EXERCISE INPUT —
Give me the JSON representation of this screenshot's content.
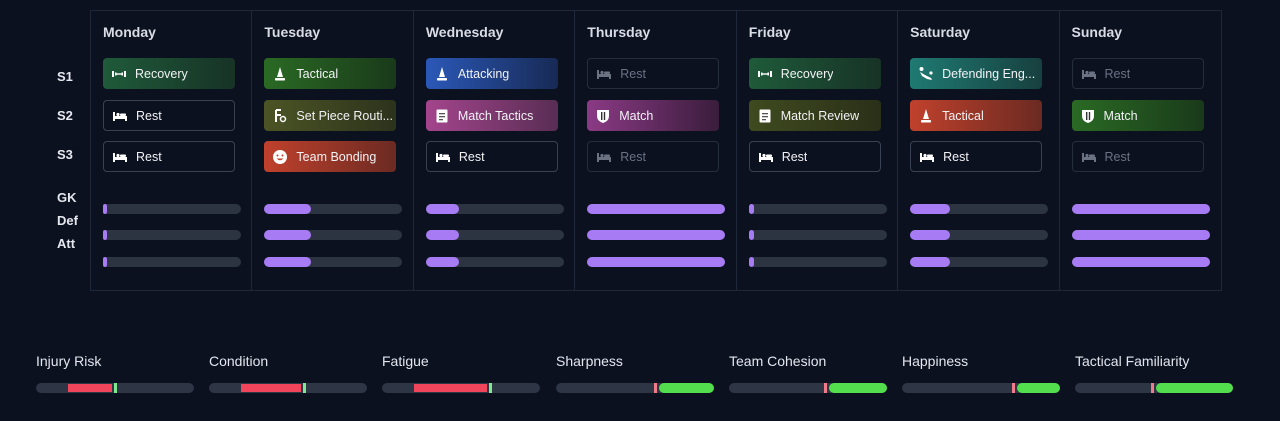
{
  "row_labels": [
    "S1",
    "S2",
    "S3",
    "GK",
    "Def",
    "Att"
  ],
  "days": [
    {
      "name": "Monday",
      "sessions": [
        {
          "label": "Recovery",
          "type": "recovery",
          "icon": "dumbbell-icon"
        },
        {
          "label": "Rest",
          "type": "rest",
          "icon": "bed-icon"
        },
        {
          "label": "Rest",
          "type": "rest",
          "icon": "bed-icon"
        }
      ],
      "intensity": [
        0.02,
        0.02,
        0.02
      ]
    },
    {
      "name": "Tuesday",
      "sessions": [
        {
          "label": "Tactical",
          "type": "tactical-green",
          "icon": "cone-icon"
        },
        {
          "label": "Set Piece Routi...",
          "type": "setpiece",
          "icon": "set-piece-icon"
        },
        {
          "label": "Team Bonding",
          "type": "bonding",
          "icon": "smiley-icon"
        }
      ],
      "intensity": [
        0.34,
        0.34,
        0.34
      ]
    },
    {
      "name": "Wednesday",
      "sessions": [
        {
          "label": "Attacking",
          "type": "attacking",
          "icon": "cone-icon"
        },
        {
          "label": "Match Tactics",
          "type": "matchtactics",
          "icon": "clipboard-icon"
        },
        {
          "label": "Rest",
          "type": "rest",
          "icon": "bed-icon"
        }
      ],
      "intensity": [
        0.24,
        0.24,
        0.24
      ]
    },
    {
      "name": "Thursday",
      "sessions": [
        {
          "label": "Rest",
          "type": "rest-dim",
          "icon": "bed-icon"
        },
        {
          "label": "Match",
          "type": "match-purple",
          "icon": "shield-icon"
        },
        {
          "label": "Rest",
          "type": "rest-dim",
          "icon": "bed-icon"
        }
      ],
      "intensity": [
        1.0,
        1.0,
        1.0
      ]
    },
    {
      "name": "Friday",
      "sessions": [
        {
          "label": "Recovery",
          "type": "recovery",
          "icon": "dumbbell-icon"
        },
        {
          "label": "Match Review",
          "type": "matchreview",
          "icon": "clipboard-icon"
        },
        {
          "label": "Rest",
          "type": "rest",
          "icon": "bed-icon"
        }
      ],
      "intensity": [
        0.04,
        0.04,
        0.04
      ]
    },
    {
      "name": "Saturday",
      "sessions": [
        {
          "label": "Defending Eng...",
          "type": "defending",
          "icon": "tackle-icon"
        },
        {
          "label": "Tactical",
          "type": "tactical-red",
          "icon": "cone-icon"
        },
        {
          "label": "Rest",
          "type": "rest",
          "icon": "bed-icon"
        }
      ],
      "intensity": [
        0.29,
        0.29,
        0.29
      ]
    },
    {
      "name": "Sunday",
      "sessions": [
        {
          "label": "Rest",
          "type": "rest-dim",
          "icon": "bed-icon"
        },
        {
          "label": "Match",
          "type": "match-green",
          "icon": "shield-icon"
        },
        {
          "label": "Rest",
          "type": "rest-dim",
          "icon": "bed-icon"
        }
      ],
      "intensity": [
        1.0,
        1.0,
        1.0
      ]
    }
  ],
  "session_colors": {
    "recovery": [
      "#1f5a3a",
      "#173326"
    ],
    "tactical-green": [
      "#2a6a24",
      "#1a3a1a"
    ],
    "setpiece": [
      "#4c5425",
      "#2c331c"
    ],
    "bonding": [
      "#c0412c",
      "#6b2a22"
    ],
    "attacking": [
      "#2b58b8",
      "#172a55"
    ],
    "matchtactics": [
      "#a4458d",
      "#582d53"
    ],
    "match-purple": [
      "#8b3a85",
      "#3a1d3c"
    ],
    "matchreview": [
      "#3f4a1f",
      "#2a3018"
    ],
    "defending": [
      "#1f7a72",
      "#17403f"
    ],
    "tactical-red": [
      "#c0412c",
      "#6b2a22"
    ],
    "match-green": [
      "#2a6a24",
      "#1a3a1a"
    ]
  },
  "stats": [
    {
      "label": "Injury Risk",
      "neg": 0.28,
      "pos": 0.0
    },
    {
      "label": "Condition",
      "neg": 0.38,
      "pos": 0.0
    },
    {
      "label": "Fatigue",
      "neg": 0.46,
      "pos": 0.0
    },
    {
      "label": "Sharpness",
      "neg": 0.0,
      "pos": 0.35
    },
    {
      "label": "Team Cohesion",
      "neg": 0.0,
      "pos": 0.37
    },
    {
      "label": "Happiness",
      "neg": 0.0,
      "pos": 0.27
    },
    {
      "label": "Tactical Familiarity",
      "neg": 0.0,
      "pos": 0.49
    }
  ]
}
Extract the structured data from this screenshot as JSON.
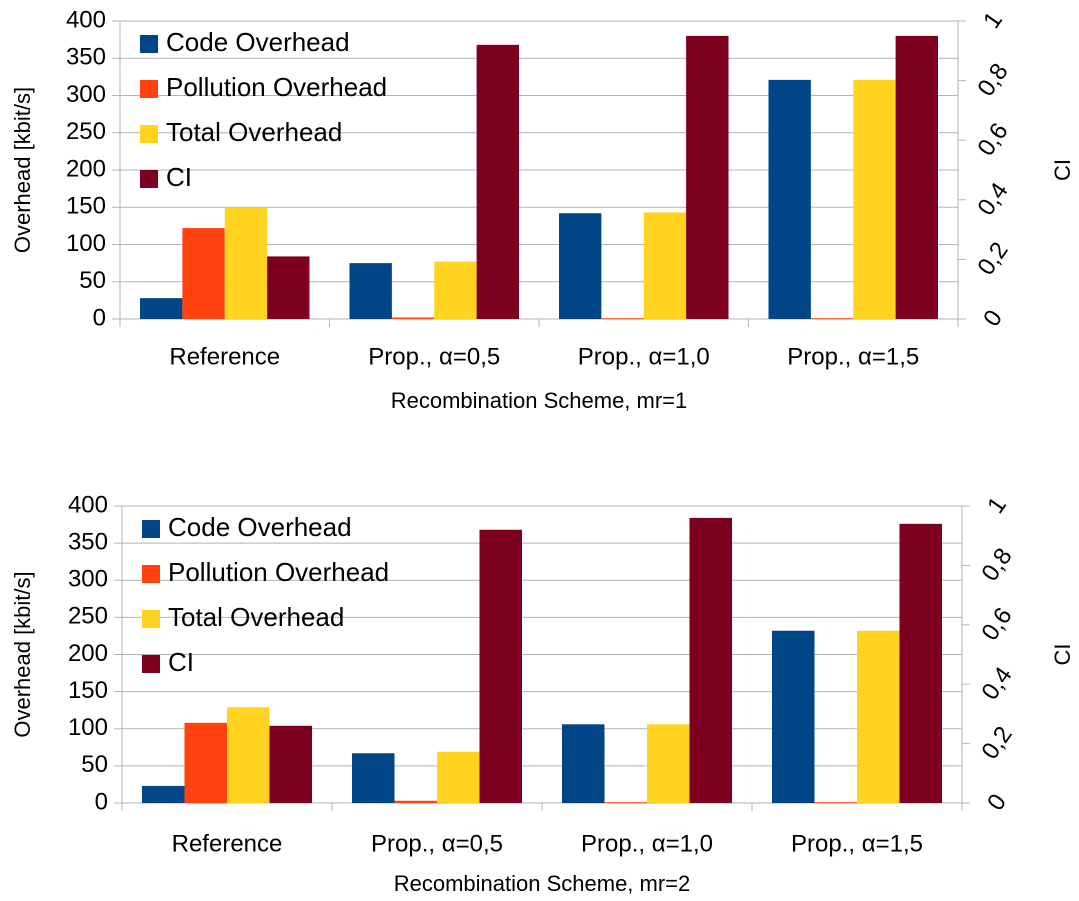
{
  "chart_data": [
    {
      "type": "bar",
      "x_label": "Recombination Scheme, mr=1",
      "y_label": "Overhead [kbit/s]",
      "y2_label": "CI",
      "categories": [
        "Reference",
        "Prop., α=0,5",
        "Prop., α=1,0",
        "Prop., α=1,5"
      ],
      "series": [
        {
          "name": "Code Overhead",
          "color": "#004586",
          "values": [
            28,
            75,
            142,
            321
          ]
        },
        {
          "name": "Pollution Overhead",
          "color": "#ff420e",
          "values": [
            122,
            2,
            1,
            1
          ]
        },
        {
          "name": "Total Overhead",
          "color": "#ffd320",
          "values": [
            150,
            77,
            143,
            321
          ]
        },
        {
          "name": "CI",
          "color": "#7e0021",
          "axis": "y2",
          "values": [
            0.21,
            0.92,
            0.95,
            0.95
          ]
        }
      ],
      "ylim": [
        0,
        400
      ],
      "yticks": [
        0,
        50,
        100,
        150,
        200,
        250,
        300,
        350,
        400
      ],
      "y2lim": [
        0,
        1
      ],
      "y2ticks": [
        0,
        {
          "value": 0.2,
          "label": "0,2"
        },
        {
          "value": 0.4,
          "label": "0,4"
        },
        {
          "value": 0.6,
          "label": "0,6"
        },
        {
          "value": 0.8,
          "label": "0,8"
        },
        1
      ],
      "grid": true,
      "legend": "upper left"
    },
    {
      "type": "bar",
      "x_label": "Recombination Scheme, mr=2",
      "y_label": "Overhead [kbit/s]",
      "y2_label": "CI",
      "categories": [
        "Reference",
        "Prop., α=0,5",
        "Prop., α=1,0",
        "Prop., α=1,5"
      ],
      "series": [
        {
          "name": "Code Overhead",
          "color": "#004586",
          "values": [
            23,
            67,
            106,
            232
          ]
        },
        {
          "name": "Pollution Overhead",
          "color": "#ff420e",
          "values": [
            108,
            3,
            1,
            1
          ]
        },
        {
          "name": "Total Overhead",
          "color": "#ffd320",
          "values": [
            129,
            69,
            106,
            232
          ]
        },
        {
          "name": "CI",
          "color": "#7e0021",
          "axis": "y2",
          "values": [
            0.26,
            0.92,
            0.96,
            0.94
          ]
        }
      ],
      "ylim": [
        0,
        400
      ],
      "yticks": [
        0,
        50,
        100,
        150,
        200,
        250,
        300,
        350,
        400
      ],
      "y2lim": [
        0,
        1
      ],
      "y2ticks": [
        0,
        {
          "value": 0.2,
          "label": "0,2"
        },
        {
          "value": 0.4,
          "label": "0,4"
        },
        {
          "value": 0.6,
          "label": "0,6"
        },
        {
          "value": 0.8,
          "label": "0,8"
        },
        1
      ],
      "grid": true,
      "legend": "upper left"
    }
  ]
}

WHAT THIS TASK INVOLVES — Strip out the images, then output the records above word for word.

OUTPUT —
Give me the JSON representation of this screenshot's content.
{
  "row_labels": [
    "S1",
    "S2",
    "S3",
    "GK",
    "Def",
    "Att"
  ],
  "days": [
    {
      "name": "Monday",
      "sessions": [
        {
          "label": "Recovery",
          "type": "recovery",
          "icon": "dumbbell-icon"
        },
        {
          "label": "Rest",
          "type": "rest",
          "icon": "bed-icon"
        },
        {
          "label": "Rest",
          "type": "rest",
          "icon": "bed-icon"
        }
      ],
      "intensity": [
        0.02,
        0.02,
        0.02
      ]
    },
    {
      "name": "Tuesday",
      "sessions": [
        {
          "label": "Tactical",
          "type": "tactical-green",
          "icon": "cone-icon"
        },
        {
          "label": "Set Piece Routi...",
          "type": "setpiece",
          "icon": "set-piece-icon"
        },
        {
          "label": "Team Bonding",
          "type": "bonding",
          "icon": "smiley-icon"
        }
      ],
      "intensity": [
        0.34,
        0.34,
        0.34
      ]
    },
    {
      "name": "Wednesday",
      "sessions": [
        {
          "label": "Attacking",
          "type": "attacking",
          "icon": "cone-icon"
        },
        {
          "label": "Match Tactics",
          "type": "matchtactics",
          "icon": "clipboard-icon"
        },
        {
          "label": "Rest",
          "type": "rest",
          "icon": "bed-icon"
        }
      ],
      "intensity": [
        0.24,
        0.24,
        0.24
      ]
    },
    {
      "name": "Thursday",
      "sessions": [
        {
          "label": "Rest",
          "type": "rest-dim",
          "icon": "bed-icon"
        },
        {
          "label": "Match",
          "type": "match-purple",
          "icon": "shield-icon"
        },
        {
          "label": "Rest",
          "type": "rest-dim",
          "icon": "bed-icon"
        }
      ],
      "intensity": [
        1.0,
        1.0,
        1.0
      ]
    },
    {
      "name": "Friday",
      "sessions": [
        {
          "label": "Recovery",
          "type": "recovery",
          "icon": "dumbbell-icon"
        },
        {
          "label": "Match Review",
          "type": "matchreview",
          "icon": "clipboard-icon"
        },
        {
          "label": "Rest",
          "type": "rest",
          "icon": "bed-icon"
        }
      ],
      "intensity": [
        0.04,
        0.04,
        0.04
      ]
    },
    {
      "name": "Saturday",
      "sessions": [
        {
          "label": "Defending Eng...",
          "type": "defending",
          "icon": "tackle-icon"
        },
        {
          "label": "Tactical",
          "type": "tactical-red",
          "icon": "cone-icon"
        },
        {
          "label": "Rest",
          "type": "rest",
          "icon": "bed-icon"
        }
      ],
      "intensity": [
        0.29,
        0.29,
        0.29
      ]
    },
    {
      "name": "Sunday",
      "sessions": [
        {
          "label": "Rest",
          "type": "rest-dim",
          "icon": "bed-icon"
        },
        {
          "label": "Match",
          "type": "match-green",
          "icon": "shield-icon"
        },
        {
          "label": "Rest",
          "type": "rest-dim",
          "icon": "bed-icon"
        }
      ],
      "intensity": [
        1.0,
        1.0,
        1.0
      ]
    }
  ],
  "session_colors": {
    "recovery": [
      "#1f5a3a",
      "#173326"
    ],
    "tactical-green": [
      "#2a6a24",
      "#1a3a1a"
    ],
    "setpiece": [
      "#4c5425",
      "#2c331c"
    ],
    "bonding": [
      "#c0412c",
      "#6b2a22"
    ],
    "attacking": [
      "#2b58b8",
      "#172a55"
    ],
    "matchtactics": [
      "#a4458d",
      "#582d53"
    ],
    "match-purple": [
      "#8b3a85",
      "#3a1d3c"
    ],
    "matchreview": [
      "#3f4a1f",
      "#2a3018"
    ],
    "defending": [
      "#1f7a72",
      "#17403f"
    ],
    "tactical-red": [
      "#c0412c",
      "#6b2a22"
    ],
    "match-green": [
      "#2a6a24",
      "#1a3a1a"
    ]
  },
  "stats": [
    {
      "label": "Injury Risk",
      "neg": 0.28,
      "pos": 0.0
    },
    {
      "label": "Condition",
      "neg": 0.38,
      "pos": 0.0
    },
    {
      "label": "Fatigue",
      "neg": 0.46,
      "pos": 0.0
    },
    {
      "label": "Sharpness",
      "neg": 0.0,
      "pos": 0.35
    },
    {
      "label": "Team Cohesion",
      "neg": 0.0,
      "pos": 0.37
    },
    {
      "label": "Happiness",
      "neg": 0.0,
      "pos": 0.27
    },
    {
      "label": "Tactical Familiarity",
      "neg": 0.0,
      "pos": 0.49
    }
  ]
}
Extract the structured data from this screenshot as JSON.
{
  "chart_data": [
    {
      "type": "bar",
      "x_label": "Recombination Scheme, mr=1",
      "y_label": "Overhead [kbit/s]",
      "y2_label": "CI",
      "categories": [
        "Reference",
        "Prop., α=0,5",
        "Prop., α=1,0",
        "Prop., α=1,5"
      ],
      "series": [
        {
          "name": "Code Overhead",
          "color": "#004586",
          "values": [
            28,
            75,
            142,
            321
          ]
        },
        {
          "name": "Pollution Overhead",
          "color": "#ff420e",
          "values": [
            122,
            2,
            1,
            1
          ]
        },
        {
          "name": "Total Overhead",
          "color": "#ffd320",
          "values": [
            150,
            77,
            143,
            321
          ]
        },
        {
          "name": "CI",
          "color": "#7e0021",
          "axis": "y2",
          "values": [
            0.21,
            0.92,
            0.95,
            0.95
          ]
        }
      ],
      "ylim": [
        0,
        400
      ],
      "yticks": [
        0,
        50,
        100,
        150,
        200,
        250,
        300,
        350,
        400
      ],
      "y2lim": [
        0,
        1
      ],
      "y2ticks": [
        0,
        {
          "value": 0.2,
          "label": "0,2"
        },
        {
          "value": 0.4,
          "label": "0,4"
        },
        {
          "value": 0.6,
          "label": "0,6"
        },
        {
          "value": 0.8,
          "label": "0,8"
        },
        1
      ],
      "grid": true,
      "legend": "upper left"
    },
    {
      "type": "bar",
      "x_label": "Recombination Scheme, mr=2",
      "y_label": "Overhead [kbit/s]",
      "y2_label": "CI",
      "categories": [
        "Reference",
        "Prop., α=0,5",
        "Prop., α=1,0",
        "Prop., α=1,5"
      ],
      "series": [
        {
          "name": "Code Overhead",
          "color": "#004586",
          "values": [
            23,
            67,
            106,
            232
          ]
        },
        {
          "name": "Pollution Overhead",
          "color": "#ff420e",
          "values": [
            108,
            3,
            1,
            1
          ]
        },
        {
          "name": "Total Overhead",
          "color": "#ffd320",
          "values": [
            129,
            69,
            106,
            232
          ]
        },
        {
          "name": "CI",
          "color": "#7e0021",
          "axis": "y2",
          "values": [
            0.26,
            0.92,
            0.96,
            0.94
          ]
        }
      ],
      "ylim": [
        0,
        400
      ],
      "yticks": [
        0,
        50,
        100,
        150,
        200,
        250,
        300,
        350,
        400
      ],
      "y2lim": [
        0,
        1
      ],
      "y2ticks": [
        0,
        {
          "value": 0.2,
          "label": "0,2"
        },
        {
          "value": 0.4,
          "label": "0,4"
        },
        {
          "value": 0.6,
          "label": "0,6"
        },
        {
          "value": 0.8,
          "label": "0,8"
        },
        1
      ],
      "grid": true,
      "legend": "upper left"
    }
  ]
}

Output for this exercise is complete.